## WHAT THE EXERCISE ASKS
Pull each line containing "ONLY" out of the data and copy it.

## GIVEN INFORMATION
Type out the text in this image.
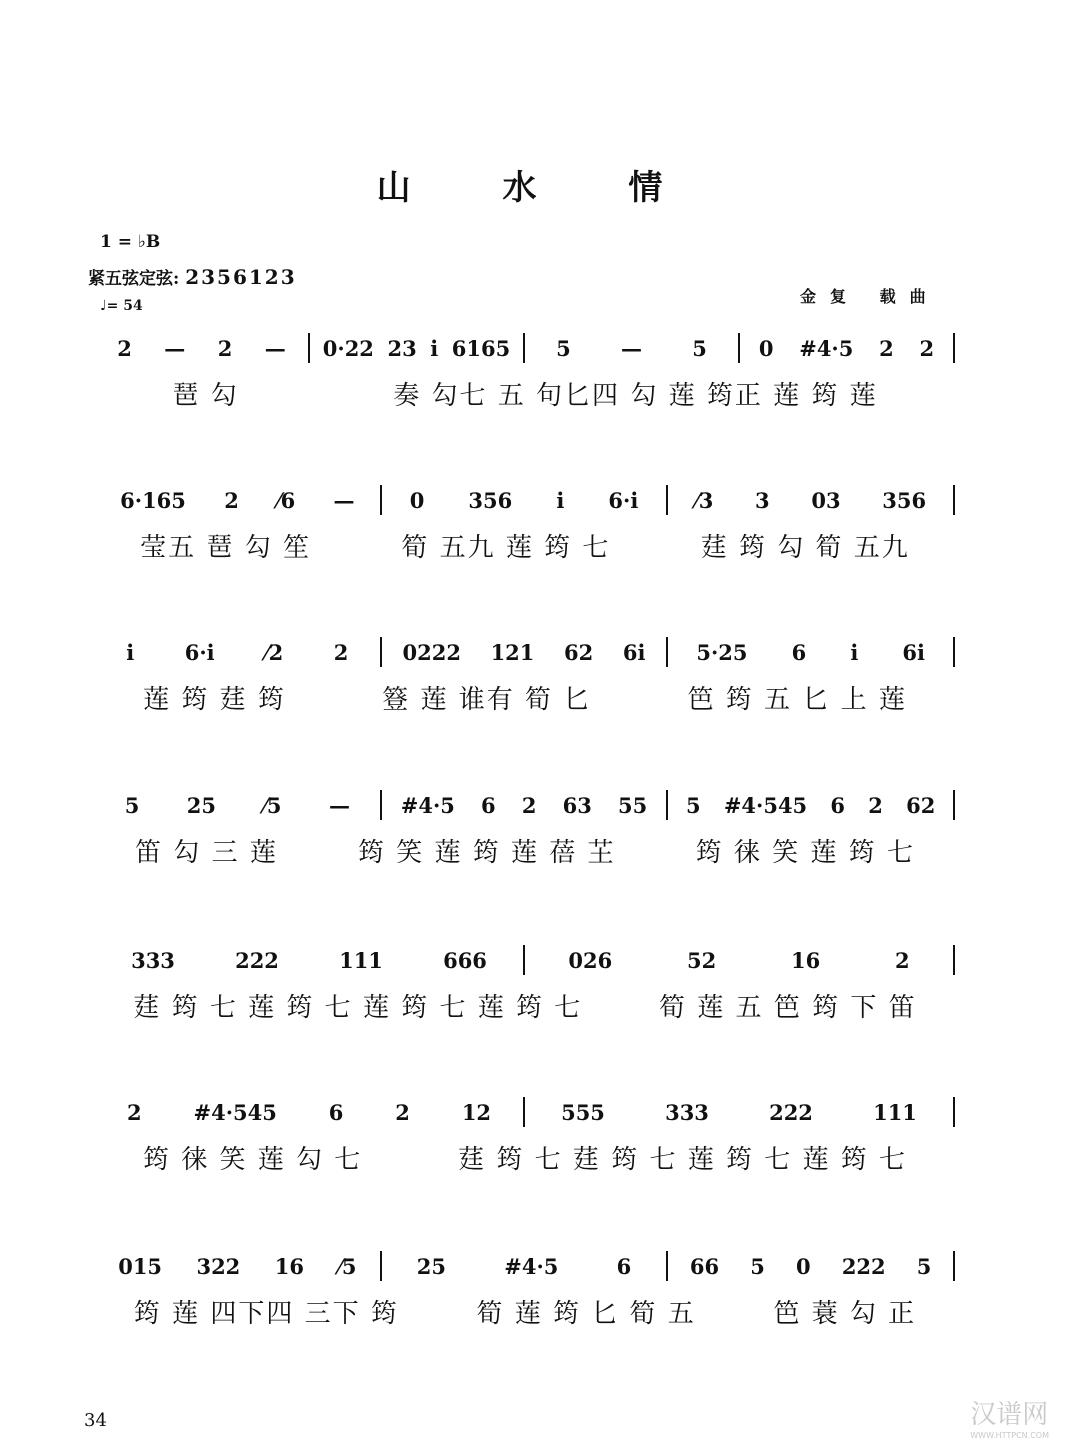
山 水 情
1 = ♭B
紧五弦定弦: 2356123
♩= 54	金复 载曲
2 — 2 — 0·22 23 i 6165 5 — 5 0 #4·5 2 2
琶 勾	奏 勾七 五 句匕四 勾 莲 筠正 莲 筠 莲
6·165 2 ⁄6 —	0 356 i 6·i	⁄3 3 03 356
莹五 琶 勾 笙	筍 五九 莲 筠 七	莛 筠 勾 筍 五九
i 6·i ⁄2 2	0222 121 62 6i 5·25 6 i 6i
莲 筠 莛 筠	簦 莲 谁有 筍 匕	笆 筠 五 匕 上 莲
5 25 ⁄5 — #4·5 6 2 63 55 5 #4·545 6 2 62
笛 勾 三 莲	筠 笑 莲 筠 莲 蓓 芏	筠 徕 笑 莲 筠 七
333	222	111	666	026	52	16	2
莛 筠 七 莲 筠 七 莲 筠 七 莲 筠 七	筍 莲 五 笆 筠 下 笛
2 #4·545 6 2 12	555	333	222	111
筠 徕 笑 莲 勾 七	莛 筠 七 莛 筠 七 莲 筠 七 莲 筠 七
015 322 16 ⁄5	25	#4·5	6	66 5 0 222 5
筠 莲 四下四 三下 筠	筍 莲 筠 匕 筍 五	笆 蓑 勾 正
34	汉谱网
WWW.HTTPCN.COM
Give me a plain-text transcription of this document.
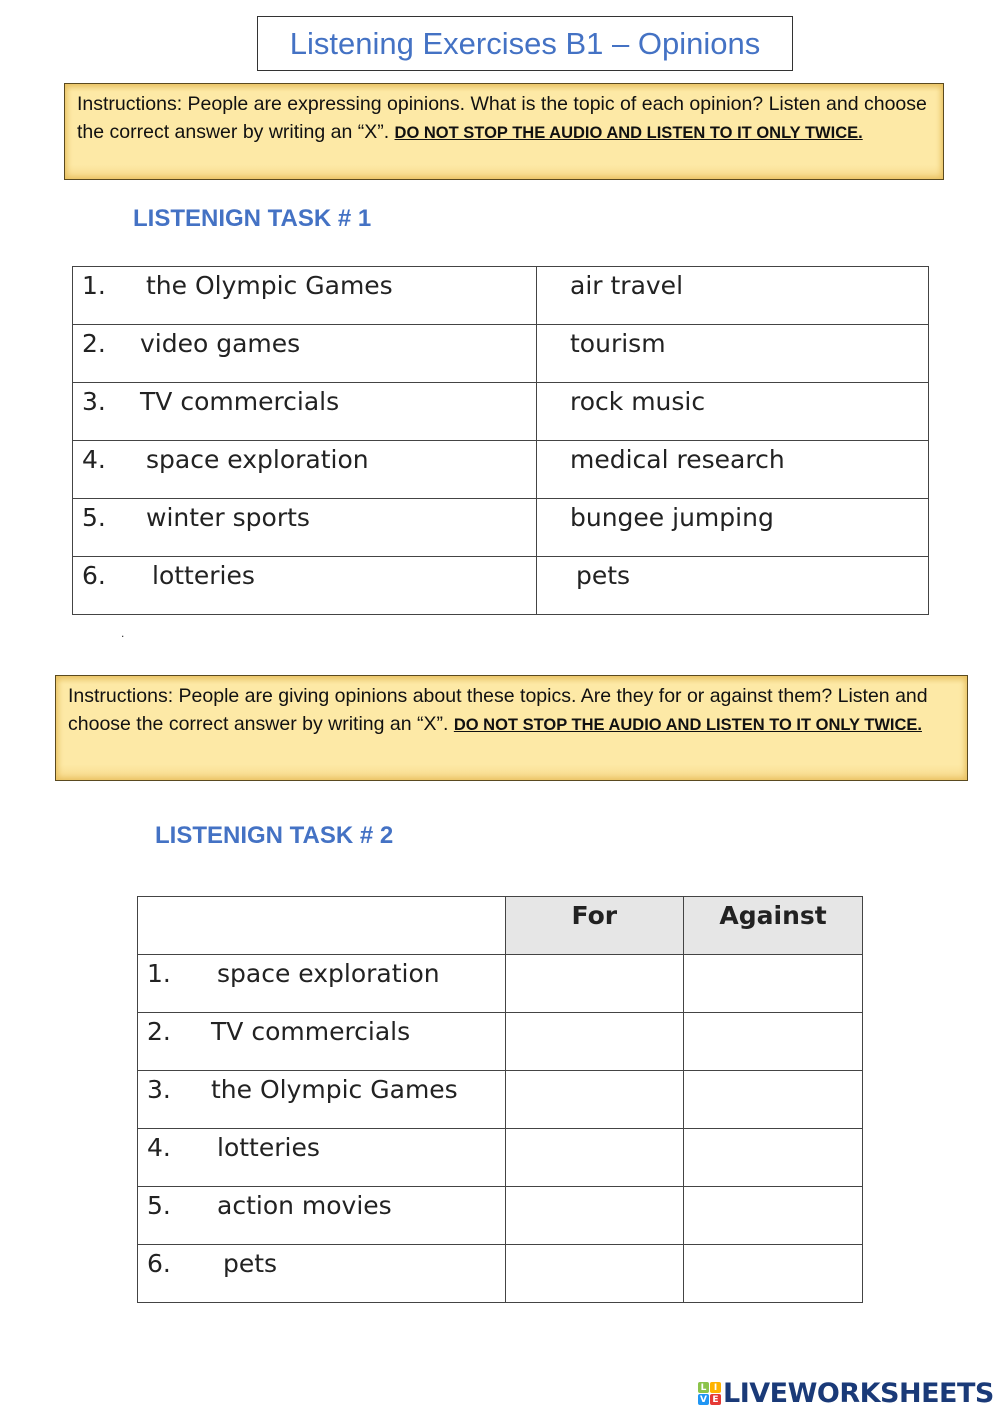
Listening Exercises B1 – Opinions
Instructions: People are expressing opinions. What is the topic of each opinion? Listen and choose the correct answer by writing an “X”. DO NOT STOP THE AUDIO AND LISTEN TO IT ONLY TWICE.
LISTENIGN TASK # 1
1. the Olympic Games	air travel
2. video games	tourism
3. TV commercials	rock music
4. space exploration	medical research
5. winter sports	bungee jumping
6. lotteries	pets
.
Instructions: People are giving opinions about these topics. Are they for or against them? Listen and choose the correct answer by writing an “X”. DO NOT STOP THE AUDIO AND LISTEN TO IT ONLY TWICE.
LISTENIGN TASK # 2
	For	Against
1. space exploration		
2. TV commercials		
3. the Olympic Games		
4. lotteries		
5. action movies		
6. pets		
L I
V E LIVEWORKSHEETS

## RESULT OF THIS EXERCISE
Instructions: People are expressing opinions. What is the topic of each opinion? Listen and choose the correct answer by writing an “X”. DO NOT STOP THE AUDIO AND LISTEN TO IT ONLY TWICE.
Instructions: People are giving opinions about these topics. Are they for or against them? Listen and choose the correct answer by writing an “X”. DO NOT STOP THE AUDIO AND LISTEN TO IT ONLY TWICE.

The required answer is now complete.